(Figure content listings)
⟨
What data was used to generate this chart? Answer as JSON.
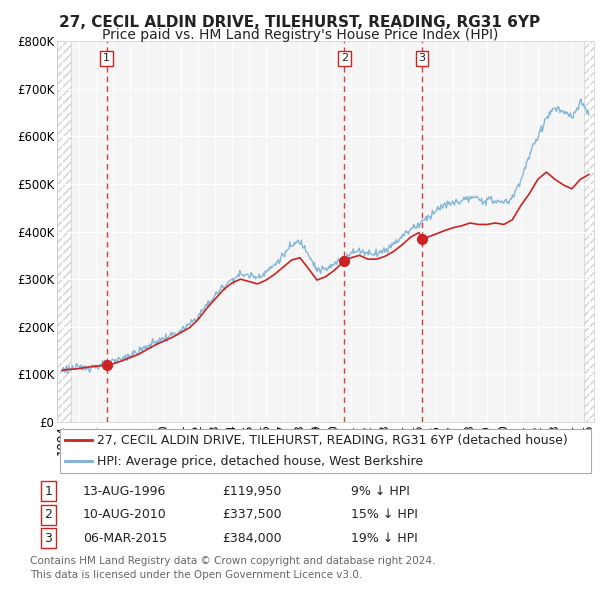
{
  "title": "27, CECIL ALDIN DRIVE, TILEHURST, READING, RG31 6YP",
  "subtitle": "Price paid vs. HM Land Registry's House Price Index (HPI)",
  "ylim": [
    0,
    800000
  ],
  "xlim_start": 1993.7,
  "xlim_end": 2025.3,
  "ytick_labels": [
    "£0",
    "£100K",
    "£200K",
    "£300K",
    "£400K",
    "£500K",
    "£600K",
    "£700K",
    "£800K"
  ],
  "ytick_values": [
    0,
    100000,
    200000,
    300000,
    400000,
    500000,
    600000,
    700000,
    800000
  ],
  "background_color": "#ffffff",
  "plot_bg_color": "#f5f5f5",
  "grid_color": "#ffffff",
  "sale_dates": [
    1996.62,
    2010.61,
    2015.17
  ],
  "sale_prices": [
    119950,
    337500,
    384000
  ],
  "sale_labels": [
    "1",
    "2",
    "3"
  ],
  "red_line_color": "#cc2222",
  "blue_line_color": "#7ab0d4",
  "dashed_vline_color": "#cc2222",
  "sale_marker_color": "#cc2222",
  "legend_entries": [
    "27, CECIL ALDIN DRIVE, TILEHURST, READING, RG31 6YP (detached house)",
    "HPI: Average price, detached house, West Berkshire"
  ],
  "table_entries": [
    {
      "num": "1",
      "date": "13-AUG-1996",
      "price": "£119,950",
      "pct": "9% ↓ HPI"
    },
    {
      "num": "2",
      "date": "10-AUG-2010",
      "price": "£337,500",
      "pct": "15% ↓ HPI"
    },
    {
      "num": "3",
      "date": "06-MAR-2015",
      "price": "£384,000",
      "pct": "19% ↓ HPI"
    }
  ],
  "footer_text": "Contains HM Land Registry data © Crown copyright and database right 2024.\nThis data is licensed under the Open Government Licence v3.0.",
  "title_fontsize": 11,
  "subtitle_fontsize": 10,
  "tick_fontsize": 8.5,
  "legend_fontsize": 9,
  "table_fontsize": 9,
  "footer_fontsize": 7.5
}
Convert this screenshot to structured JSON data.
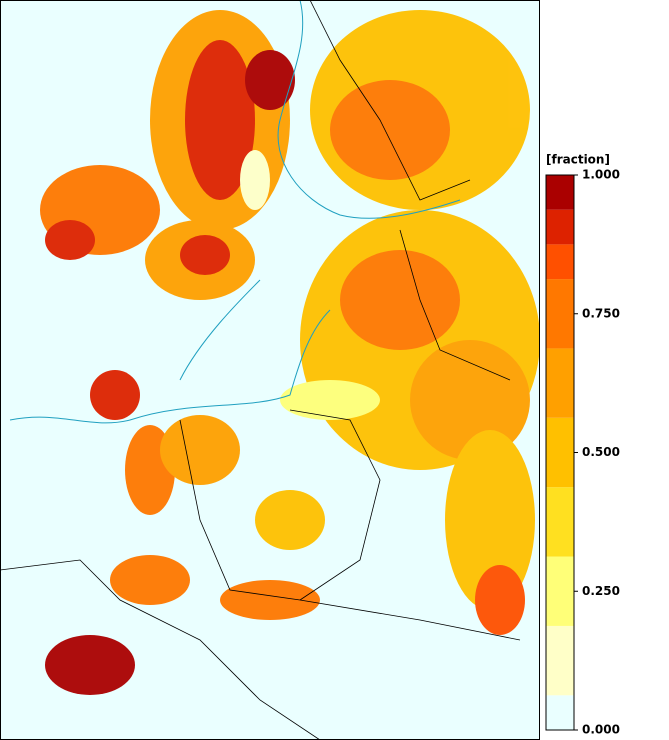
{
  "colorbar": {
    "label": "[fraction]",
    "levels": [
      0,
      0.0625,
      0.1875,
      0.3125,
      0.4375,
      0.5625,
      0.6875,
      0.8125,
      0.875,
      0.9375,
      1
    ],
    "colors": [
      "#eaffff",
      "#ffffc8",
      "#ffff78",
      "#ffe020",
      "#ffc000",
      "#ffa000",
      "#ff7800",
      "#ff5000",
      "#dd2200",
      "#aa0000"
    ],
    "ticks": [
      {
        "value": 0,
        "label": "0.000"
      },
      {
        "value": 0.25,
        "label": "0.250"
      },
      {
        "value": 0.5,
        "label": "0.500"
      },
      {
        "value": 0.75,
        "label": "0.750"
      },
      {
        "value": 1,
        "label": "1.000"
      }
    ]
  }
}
⟩
Extract, word for word, every line from the one containing "Convert this screenshot" to the end of the data above, both ends included, and leave out the pictures.

Convert this screenshot to structured JSON data.
{
  "colorbar": {
    "label": "[fraction]",
    "levels": [
      0,
      0.0625,
      0.1875,
      0.3125,
      0.4375,
      0.5625,
      0.6875,
      0.8125,
      0.875,
      0.9375,
      1
    ],
    "colors": [
      "#eaffff",
      "#ffffc8",
      "#ffff78",
      "#ffe020",
      "#ffc000",
      "#ffa000",
      "#ff7800",
      "#ff5000",
      "#dd2200",
      "#aa0000"
    ],
    "ticks": [
      {
        "value": 0,
        "label": "0.000"
      },
      {
        "value": 0.25,
        "label": "0.250"
      },
      {
        "value": 0.5,
        "label": "0.500"
      },
      {
        "value": 0.75,
        "label": "0.750"
      },
      {
        "value": 1,
        "label": "1.000"
      }
    ]
  }
}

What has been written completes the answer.